Return the records that follow, matching each one exactly.

## Records for the exercise
----
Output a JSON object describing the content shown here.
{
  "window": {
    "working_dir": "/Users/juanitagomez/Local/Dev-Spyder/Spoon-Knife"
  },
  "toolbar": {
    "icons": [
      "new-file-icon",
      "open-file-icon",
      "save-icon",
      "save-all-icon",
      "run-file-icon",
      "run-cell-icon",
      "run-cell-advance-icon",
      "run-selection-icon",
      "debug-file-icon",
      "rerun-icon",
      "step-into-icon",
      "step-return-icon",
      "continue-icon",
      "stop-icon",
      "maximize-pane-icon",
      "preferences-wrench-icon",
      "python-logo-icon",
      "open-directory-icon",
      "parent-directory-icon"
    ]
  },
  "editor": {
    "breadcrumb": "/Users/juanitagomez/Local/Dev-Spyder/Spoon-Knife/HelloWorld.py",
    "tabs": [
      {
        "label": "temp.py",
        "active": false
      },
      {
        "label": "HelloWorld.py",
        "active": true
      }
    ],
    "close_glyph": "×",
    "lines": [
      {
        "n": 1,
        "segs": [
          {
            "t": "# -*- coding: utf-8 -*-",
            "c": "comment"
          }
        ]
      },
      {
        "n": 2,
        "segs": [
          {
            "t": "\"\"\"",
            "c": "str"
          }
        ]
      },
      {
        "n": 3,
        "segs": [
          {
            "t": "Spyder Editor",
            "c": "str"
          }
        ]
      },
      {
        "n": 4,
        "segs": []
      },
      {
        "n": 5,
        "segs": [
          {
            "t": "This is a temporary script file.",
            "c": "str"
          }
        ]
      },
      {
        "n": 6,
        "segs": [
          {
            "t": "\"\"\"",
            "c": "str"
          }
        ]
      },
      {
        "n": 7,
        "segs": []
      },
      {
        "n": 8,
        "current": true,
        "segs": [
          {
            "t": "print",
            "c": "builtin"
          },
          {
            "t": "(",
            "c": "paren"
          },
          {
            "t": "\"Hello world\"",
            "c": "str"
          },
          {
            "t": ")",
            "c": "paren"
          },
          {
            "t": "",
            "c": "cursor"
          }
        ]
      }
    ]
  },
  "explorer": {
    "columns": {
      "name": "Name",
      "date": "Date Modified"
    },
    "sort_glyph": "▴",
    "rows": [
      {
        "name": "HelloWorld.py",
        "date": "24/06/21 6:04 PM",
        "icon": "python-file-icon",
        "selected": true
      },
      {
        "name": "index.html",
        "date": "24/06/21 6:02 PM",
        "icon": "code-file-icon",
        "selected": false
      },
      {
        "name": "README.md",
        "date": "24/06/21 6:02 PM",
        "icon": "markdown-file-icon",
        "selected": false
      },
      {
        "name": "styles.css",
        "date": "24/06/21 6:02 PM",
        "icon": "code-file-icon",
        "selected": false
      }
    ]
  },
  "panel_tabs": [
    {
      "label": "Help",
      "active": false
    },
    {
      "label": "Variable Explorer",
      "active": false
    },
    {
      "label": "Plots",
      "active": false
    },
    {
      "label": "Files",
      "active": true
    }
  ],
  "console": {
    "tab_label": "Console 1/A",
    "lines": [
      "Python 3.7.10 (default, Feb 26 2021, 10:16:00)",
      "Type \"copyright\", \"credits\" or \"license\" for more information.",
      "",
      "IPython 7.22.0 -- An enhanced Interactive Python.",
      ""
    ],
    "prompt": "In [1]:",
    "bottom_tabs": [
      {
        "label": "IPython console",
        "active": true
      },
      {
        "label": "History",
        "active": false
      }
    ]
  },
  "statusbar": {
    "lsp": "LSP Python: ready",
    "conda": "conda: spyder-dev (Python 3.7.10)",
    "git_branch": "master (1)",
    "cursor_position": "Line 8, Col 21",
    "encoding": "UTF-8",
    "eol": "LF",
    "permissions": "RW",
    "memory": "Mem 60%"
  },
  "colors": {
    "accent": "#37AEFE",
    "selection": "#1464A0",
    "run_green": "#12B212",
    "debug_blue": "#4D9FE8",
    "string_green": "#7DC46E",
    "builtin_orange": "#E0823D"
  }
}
----
## Result of the task
Output a JSON object describing the content shown here.
{
  "window": {
    "working_dir": "/Users/juanitagomez/Local/Dev-Spyder/Spoon-Knife"
  },
  "toolbar": {
    "icons": [
      "new-file-icon",
      "open-file-icon",
      "save-icon",
      "save-all-icon",
      "run-file-icon",
      "run-cell-icon",
      "run-cell-advance-icon",
      "run-selection-icon",
      "debug-file-icon",
      "rerun-icon",
      "step-into-icon",
      "step-return-icon",
      "continue-icon",
      "stop-icon",
      "maximize-pane-icon",
      "preferences-wrench-icon",
      "python-logo-icon",
      "open-directory-icon",
      "parent-directory-icon"
    ]
  },
  "editor": {
    "breadcrumb": "/Users/juanitagomez/Local/Dev-Spyder/Spoon-Knife/HelloWorld.py",
    "tabs": [
      {
        "label": "temp.py",
        "active": false
      },
      {
        "label": "HelloWorld.py",
        "active": true
      }
    ],
    "close_glyph": "×",
    "lines": [
      {
        "n": 1,
        "segs": [
          {
            "t": "# -*- coding: utf-8 -*-",
            "c": "comment"
          }
        ]
      },
      {
        "n": 2,
        "segs": [
          {
            "t": "\"\"\"",
            "c": "str"
          }
        ]
      },
      {
        "n": 3,
        "segs": [
          {
            "t": "Spyder Editor",
            "c": "str"
          }
        ]
      },
      {
        "n": 4,
        "segs": []
      },
      {
        "n": 5,
        "segs": [
          {
            "t": "This is a temporary script file.",
            "c": "str"
          }
        ]
      },
      {
        "n": 6,
        "segs": [
          {
            "t": "\"\"\"",
            "c": "str"
          }
        ]
      },
      {
        "n": 7,
        "segs": []
      },
      {
        "n": 8,
        "current": true,
        "segs": [
          {
            "t": "print",
            "c": "builtin"
          },
          {
            "t": "(",
            "c": "paren"
          },
          {
            "t": "\"Hello world\"",
            "c": "str"
          },
          {
            "t": ")",
            "c": "paren"
          },
          {
            "t": "",
            "c": "cursor"
          }
        ]
      }
    ]
  },
  "explorer": {
    "columns": {
      "name": "Name",
      "date": "Date Modified"
    },
    "sort_glyph": "▴",
    "rows": [
      {
        "name": "HelloWorld.py",
        "date": "24/06/21 6:04 PM",
        "icon": "python-file-icon",
        "selected": true
      },
      {
        "name": "index.html",
        "date": "24/06/21 6:02 PM",
        "icon": "code-file-icon",
        "selected": false
      },
      {
        "name": "README.md",
        "date": "24/06/21 6:02 PM",
        "icon": "markdown-file-icon",
        "selected": false
      },
      {
        "name": "styles.css",
        "date": "24/06/21 6:02 PM",
        "icon": "code-file-icon",
        "selected": false
      }
    ]
  },
  "panel_tabs": [
    {
      "label": "Help",
      "active": false
    },
    {
      "label": "Variable Explorer",
      "active": false
    },
    {
      "label": "Plots",
      "active": false
    },
    {
      "label": "Files",
      "active": true
    }
  ],
  "console": {
    "tab_label": "Console 1/A",
    "lines": [
      "Python 3.7.10 (default, Feb 26 2021, 10:16:00)",
      "Type \"copyright\", \"credits\" or \"license\" for more information.",
      "",
      "IPython 7.22.0 -- An enhanced Interactive Python.",
      ""
    ],
    "prompt": "In [1]:",
    "bottom_tabs": [
      {
        "label": "IPython console",
        "active": true
      },
      {
        "label": "History",
        "active": false
      }
    ]
  },
  "statusbar": {
    "lsp": "LSP Python: ready",
    "conda": "conda: spyder-dev (Python 3.7.10)",
    "git_branch": "master (1)",
    "cursor_position": "Line 8, Col 21",
    "encoding": "UTF-8",
    "eol": "LF",
    "permissions": "RW",
    "memory": "Mem 60%"
  },
  "colors": {
    "accent": "#37AEFE",
    "selection": "#1464A0",
    "run_green": "#12B212",
    "debug_blue": "#4D9FE8",
    "string_green": "#7DC46E",
    "builtin_orange": "#E0823D"
  }
}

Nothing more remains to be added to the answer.